* [Text section]
- - - -

Customer Success Operations — FinancialForce is releasing another new module that is aimed at as-a-service firms that want to ensure a greater degree of customer success. According to FinancialForce, CS Ops Cloud:

... simplifies and systematizes all customer success operations activities, giving stakeholders a repeatable, predictable way to gain control over their customer success initiatives. By displaying a complete, coordinated picture of the entire customer lifecycle, CS Ops Cloud enables stakeholders across the organization to collaborate, then quickly derive key insights and take decisive action that drives the 'Big 4' of customer outcomes: satisfaction, retention, expansion and referrals.

The company also announced a new report builder, enhanced revenue recognition functionality, an e-invoicing partnership with Storecove and other capabilities today.

Probing FinancialForce performance

In an analyst briefing on the product news, I asked new FinancialForce CEO Scott Brown about the increasing depth of functionality within the product line and what it would take to see FinancialForce move upmarket. Specifically, I noted that FinancialForce walked away from a potential mid-market deal I introduced to them in 2015 even though I believed their accounting, consolidation and revenue recognition functionality was solid then. Since that time, their functionality has only gotten stronger and stronger. So, when will the firm fill out ‘the whole product' (a Geoffrey Moore term) to make the move into upmarket deals a reality/certainty?

Scott indicated that they now have a leader in-house to develop an upmarket partner ecosystem. He added that much of their new deal flow in Western Europe is being led by partner firms there. FinancialForce is also creating a partner training curriculum and will be moving to certify its partners.

Scott also added that Financial Force is looking to speed up its ‘implementation velocity'. Currently, about half of its new customers are operational in 100 days.

We also learned that:

  • The company had an outstanding Q1 this year materially surpassing their own expectations. Many deals, quite surprisingly, were initiated and closed all within the quarter.
  • The company has a new CFO. His background is interesting as he has been part of three initial public offerings. Is this an insight into a potential IPO for FinancialForce? I suspect their investors would like to see a liquidity event soon.

- - - -

* [Available data]
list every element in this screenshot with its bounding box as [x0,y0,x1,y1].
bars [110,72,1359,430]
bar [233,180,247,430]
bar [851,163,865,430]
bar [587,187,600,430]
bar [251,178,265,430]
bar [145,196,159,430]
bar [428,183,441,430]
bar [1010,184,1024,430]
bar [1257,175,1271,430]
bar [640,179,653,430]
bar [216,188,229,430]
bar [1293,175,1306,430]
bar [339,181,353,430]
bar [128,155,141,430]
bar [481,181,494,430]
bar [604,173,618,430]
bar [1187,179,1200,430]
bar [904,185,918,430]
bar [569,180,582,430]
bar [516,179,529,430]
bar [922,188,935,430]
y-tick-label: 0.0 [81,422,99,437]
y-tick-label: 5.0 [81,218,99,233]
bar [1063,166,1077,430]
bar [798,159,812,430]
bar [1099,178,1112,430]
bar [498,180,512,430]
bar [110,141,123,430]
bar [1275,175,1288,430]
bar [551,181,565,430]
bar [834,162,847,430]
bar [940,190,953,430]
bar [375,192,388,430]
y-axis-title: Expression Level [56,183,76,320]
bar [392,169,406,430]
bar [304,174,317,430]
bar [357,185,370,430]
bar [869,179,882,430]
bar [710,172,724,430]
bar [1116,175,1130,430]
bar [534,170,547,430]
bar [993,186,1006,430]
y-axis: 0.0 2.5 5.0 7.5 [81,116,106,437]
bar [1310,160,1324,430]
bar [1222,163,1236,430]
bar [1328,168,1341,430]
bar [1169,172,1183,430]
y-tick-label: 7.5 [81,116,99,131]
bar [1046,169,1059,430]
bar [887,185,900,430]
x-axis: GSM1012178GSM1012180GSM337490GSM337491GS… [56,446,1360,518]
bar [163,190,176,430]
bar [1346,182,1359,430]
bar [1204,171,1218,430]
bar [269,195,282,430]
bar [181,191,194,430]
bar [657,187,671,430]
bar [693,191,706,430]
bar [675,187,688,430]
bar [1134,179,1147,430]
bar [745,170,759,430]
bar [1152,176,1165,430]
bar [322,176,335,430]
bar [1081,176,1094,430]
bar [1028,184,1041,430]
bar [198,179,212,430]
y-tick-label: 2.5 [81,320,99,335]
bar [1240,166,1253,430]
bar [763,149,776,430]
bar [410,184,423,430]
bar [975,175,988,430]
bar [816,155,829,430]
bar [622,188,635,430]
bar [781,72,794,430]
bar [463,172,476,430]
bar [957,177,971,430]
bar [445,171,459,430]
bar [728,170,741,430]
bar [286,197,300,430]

- - - -

* [Task directions] Write the next part of the FinancialForce piece, starting after its last sentence. The rows stand on their own and have nothing to do with the FinancialForce piece.

* [Exercise response]
  • The company believes customers and prospects are on a journey whose steps include: digitalization to innovative experiences to customer insights to enterprise agility
  • Their consolidation functionality is now more automated than before

Closing thoughts

While most of you can't imagine how bad virtual user conferences and analyst briefings have been the last 18 months, most of them have been unbearable. This briefing, in contrast, was a joy to attend. It wasn't overly produced/slick. It wasn't a festival of meaningless buzzwords uttered by vacuous talking heads. This briefing was fast, to-the-point, honest and filled with news. We even got to ask questions!

I think FinancialForce's new CEO actually understands the situation well and knows what needs to be done to move FinancialForce upmarket and to ever greater sales numbers. And, on a related note, I believe FinancialForce's Chief Product Officer, Dan Brown (no relation) seems to be hitting the right notes, too.

I would like to see FinancialForce:

  • Develop more leads from sources beyond Salesforce.com referrals
  • Create implementation partnerships with larger systems integrators/channel partners/resellers especially those that could implement solutions for multi-national customers

Salesforce.com and FinancialForce have worked very well together for many years now. And while both product lines are very tightly integrated, I would expect that we'll see more competitive overlap as each firm seeks to expand its own footprint. This may require some excellent communication, co-ordination and diplomacy so that the great relationship continues to grow. That said, each firm needs to focus any competitive angst towards other firms, especially ERP vendors with similar designs on the services space.

Bottom line: good news from FinancialForce but execution savvy will become quite important if it wants to grow, go public and maintain a great rapport with Salesforce.